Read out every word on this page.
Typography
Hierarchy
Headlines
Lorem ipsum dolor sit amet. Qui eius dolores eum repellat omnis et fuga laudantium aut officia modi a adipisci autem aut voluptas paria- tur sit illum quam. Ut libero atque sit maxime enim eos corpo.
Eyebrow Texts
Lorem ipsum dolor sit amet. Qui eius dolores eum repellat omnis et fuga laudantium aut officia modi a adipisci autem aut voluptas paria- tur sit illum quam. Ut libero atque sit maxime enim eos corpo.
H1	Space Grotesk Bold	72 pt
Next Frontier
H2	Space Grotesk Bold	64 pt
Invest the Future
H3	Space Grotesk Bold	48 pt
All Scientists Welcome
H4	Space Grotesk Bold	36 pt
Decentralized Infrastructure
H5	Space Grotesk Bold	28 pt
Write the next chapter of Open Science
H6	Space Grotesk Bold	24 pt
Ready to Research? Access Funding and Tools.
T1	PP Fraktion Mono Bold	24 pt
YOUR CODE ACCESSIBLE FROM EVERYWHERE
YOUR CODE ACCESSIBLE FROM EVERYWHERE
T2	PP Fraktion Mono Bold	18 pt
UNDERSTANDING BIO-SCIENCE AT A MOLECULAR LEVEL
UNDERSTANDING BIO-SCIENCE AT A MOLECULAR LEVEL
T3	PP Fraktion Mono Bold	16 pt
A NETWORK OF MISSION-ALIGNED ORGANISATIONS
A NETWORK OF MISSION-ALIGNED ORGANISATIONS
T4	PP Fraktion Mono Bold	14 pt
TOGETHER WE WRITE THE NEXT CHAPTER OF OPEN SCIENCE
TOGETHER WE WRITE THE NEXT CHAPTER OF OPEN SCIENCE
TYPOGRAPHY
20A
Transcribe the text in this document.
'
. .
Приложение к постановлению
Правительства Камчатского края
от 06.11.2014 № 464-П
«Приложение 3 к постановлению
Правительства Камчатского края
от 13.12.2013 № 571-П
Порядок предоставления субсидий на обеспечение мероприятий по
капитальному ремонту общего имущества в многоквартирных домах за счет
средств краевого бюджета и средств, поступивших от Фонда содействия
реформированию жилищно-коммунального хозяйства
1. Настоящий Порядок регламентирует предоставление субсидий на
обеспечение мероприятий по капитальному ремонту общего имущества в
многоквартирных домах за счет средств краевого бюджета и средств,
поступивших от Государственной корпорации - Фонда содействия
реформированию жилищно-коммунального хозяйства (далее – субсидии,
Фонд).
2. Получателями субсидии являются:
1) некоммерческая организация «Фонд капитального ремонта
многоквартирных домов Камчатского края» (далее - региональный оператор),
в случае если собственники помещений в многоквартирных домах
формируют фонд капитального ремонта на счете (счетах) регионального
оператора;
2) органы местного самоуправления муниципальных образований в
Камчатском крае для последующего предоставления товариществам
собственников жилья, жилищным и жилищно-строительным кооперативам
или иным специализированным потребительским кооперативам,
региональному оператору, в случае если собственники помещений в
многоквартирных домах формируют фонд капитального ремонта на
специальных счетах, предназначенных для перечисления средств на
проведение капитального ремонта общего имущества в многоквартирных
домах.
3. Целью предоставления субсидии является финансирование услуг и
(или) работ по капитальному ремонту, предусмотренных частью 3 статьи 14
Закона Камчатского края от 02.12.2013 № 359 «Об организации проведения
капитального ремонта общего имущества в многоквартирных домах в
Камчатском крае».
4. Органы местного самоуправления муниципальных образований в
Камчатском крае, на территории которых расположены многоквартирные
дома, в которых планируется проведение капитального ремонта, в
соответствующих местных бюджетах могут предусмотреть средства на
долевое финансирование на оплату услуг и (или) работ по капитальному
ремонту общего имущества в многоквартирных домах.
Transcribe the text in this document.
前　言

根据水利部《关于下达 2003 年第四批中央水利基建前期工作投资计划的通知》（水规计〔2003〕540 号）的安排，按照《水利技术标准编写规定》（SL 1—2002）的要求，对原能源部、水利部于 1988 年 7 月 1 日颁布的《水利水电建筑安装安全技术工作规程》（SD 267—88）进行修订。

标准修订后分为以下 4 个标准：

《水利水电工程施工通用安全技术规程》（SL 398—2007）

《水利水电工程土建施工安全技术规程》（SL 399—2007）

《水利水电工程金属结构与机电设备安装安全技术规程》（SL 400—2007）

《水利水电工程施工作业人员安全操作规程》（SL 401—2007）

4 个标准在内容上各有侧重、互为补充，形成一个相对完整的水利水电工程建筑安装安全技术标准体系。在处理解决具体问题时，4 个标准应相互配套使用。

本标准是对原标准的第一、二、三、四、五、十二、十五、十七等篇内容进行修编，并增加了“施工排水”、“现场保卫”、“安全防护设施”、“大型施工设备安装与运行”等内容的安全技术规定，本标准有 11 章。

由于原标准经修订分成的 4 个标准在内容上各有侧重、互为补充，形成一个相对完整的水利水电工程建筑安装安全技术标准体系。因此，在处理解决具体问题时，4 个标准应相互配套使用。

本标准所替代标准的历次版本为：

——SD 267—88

________________________

Give all of the entries again, word for word.

## The response
Read out every word on this page.
Typography
Hierarchy
Headlines
Lorem ipsum dolor sit amet. Qui eius dolores eum repellat omnis et fuga laudantium aut officia modi a adipisci autem aut voluptas paria- tur sit illum quam. Ut libero atque sit maxime enim eos corpo.
Eyebrow Texts
Lorem ipsum dolor sit amet. Qui eius dolores eum repellat omnis et fuga laudantium aut officia modi a adipisci autem aut voluptas paria- tur sit illum quam. Ut libero atque sit maxime enim eos corpo.
H1	Space Grotesk Bold	72 pt
Next Frontier
H2	Space Grotesk Bold	64 pt
Invest the Future
H3	Space Grotesk Bold	48 pt
All Scientists Welcome
H4	Space Grotesk Bold	36 pt
Decentralized Infrastructure
H5	Space Grotesk Bold	28 pt
Write the next chapter of Open Science
H6	Space Grotesk Bold	24 pt
Ready to Research? Access Funding and Tools.
T1	PP Fraktion Mono Bold	24 pt
YOUR CODE ACCESSIBLE FROM EVERYWHERE
YOUR CODE ACCESSIBLE FROM EVERYWHERE
T2	PP Fraktion Mono Bold	18 pt
UNDERSTANDING BIO-SCIENCE AT A MOLECULAR LEVEL
UNDERSTANDING BIO-SCIENCE AT A MOLECULAR LEVEL
T3	PP Fraktion Mono Bold	16 pt
A NETWORK OF MISSION-ALIGNED ORGANISATIONS
A NETWORK OF MISSION-ALIGNED ORGANISATIONS
T4	PP Fraktion Mono Bold	14 pt
TOGETHER WE WRITE THE NEXT CHAPTER OF OPEN SCIENCE
TOGETHER WE WRITE THE NEXT CHAPTER OF OPEN SCIENCE
TYPOGRAPHY
20A
Transcribe the text in this document.
'
. .
Приложение к постановлению
Правительства Камчатского края
от 06.11.2014 № 464-П
«Приложение 3 к постановлению
Правительства Камчатского края
от 13.12.2013 № 571-П
Порядок предоставления субсидий на обеспечение мероприятий по
капитальному ремонту общего имущества в многоквартирных домах за счет
средств краевого бюджета и средств, поступивших от Фонда содействия
реформированию жилищно-коммунального хозяйства
1. Настоящий Порядок регламентирует предоставление субсидий на
обеспечение мероприятий по капитальному ремонту общего имущества в
многоквартирных домах за счет средств краевого бюджета и средств,
поступивших от Государственной корпорации - Фонда содействия
реформированию жилищно-коммунального хозяйства (далее – субсидии,
Фонд).
2. Получателями субсидии являются:
1) некоммерческая организация «Фонд капитального ремонта
многоквартирных домов Камчатского края» (далее - региональный оператор),
в случае если собственники помещений в многоквартирных домах
формируют фонд капитального ремонта на счете (счетах) регионального
оператора;
2) органы местного самоуправления муниципальных образований в
Камчатском крае для последующего предоставления товариществам
собственников жилья, жилищным и жилищно-строительным кооперативам
или иным специализированным потребительским кооперативам,
региональному оператору, в случае если собственники помещений в
многоквартирных домах формируют фонд капитального ремонта на
специальных счетах, предназначенных для перечисления средств на
проведение капитального ремонта общего имущества в многоквартирных
домах.
3. Целью предоставления субсидии является финансирование услуг и
(или) работ по капитальному ремонту, предусмотренных частью 3 статьи 14
Закона Камчатского края от 02.12.2013 № 359 «Об организации проведения
капитального ремонта общего имущества в многоквартирных домах в
Камчатском крае».
4. Органы местного самоуправления муниципальных образований в
Камчатском крае, на территории которых расположены многоквартирные
дома, в которых планируется проведение капитального ремонта, в
соответствующих местных бюджетах могут предусмотреть средства на
долевое финансирование на оплату услуг и (или) работ по капитальному
ремонту общего имущества в многоквартирных домах.
Transcribe the text in this document.
前　言

根据水利部《关于下达 2003 年第四批中央水利基建前期工作投资计划的通知》（水规计〔2003〕540 号）的安排，按照《水利技术标准编写规定》（SL 1—2002）的要求，对原能源部、水利部于 1988 年 7 月 1 日颁布的《水利水电建筑安装安全技术工作规程》（SD 267—88）进行修订。

标准修订后分为以下 4 个标准：

《水利水电工程施工通用安全技术规程》（SL 398—2007）

《水利水电工程土建施工安全技术规程》（SL 399—2007）

《水利水电工程金属结构与机电设备安装安全技术规程》（SL 400—2007）

《水利水电工程施工作业人员安全操作规程》（SL 401—2007）

4 个标准在内容上各有侧重、互为补充，形成一个相对完整的水利水电工程建筑安装安全技术标准体系。在处理解决具体问题时，4 个标准应相互配套使用。

本标准是对原标准的第一、二、三、四、五、十二、十五、十七等篇内容进行修编，并增加了“施工排水”、“现场保卫”、“安全防护设施”、“大型施工设备安装与运行”等内容的安全技术规定，本标准有 11 章。

由于原标准经修订分成的 4 个标准在内容上各有侧重、互为补充，形成一个相对完整的水利水电工程建筑安装安全技术标准体系。因此，在处理解决具体问题时，4 个标准应相互配套使用。

本标准所替代标准的历次版本为：

——SD 267—88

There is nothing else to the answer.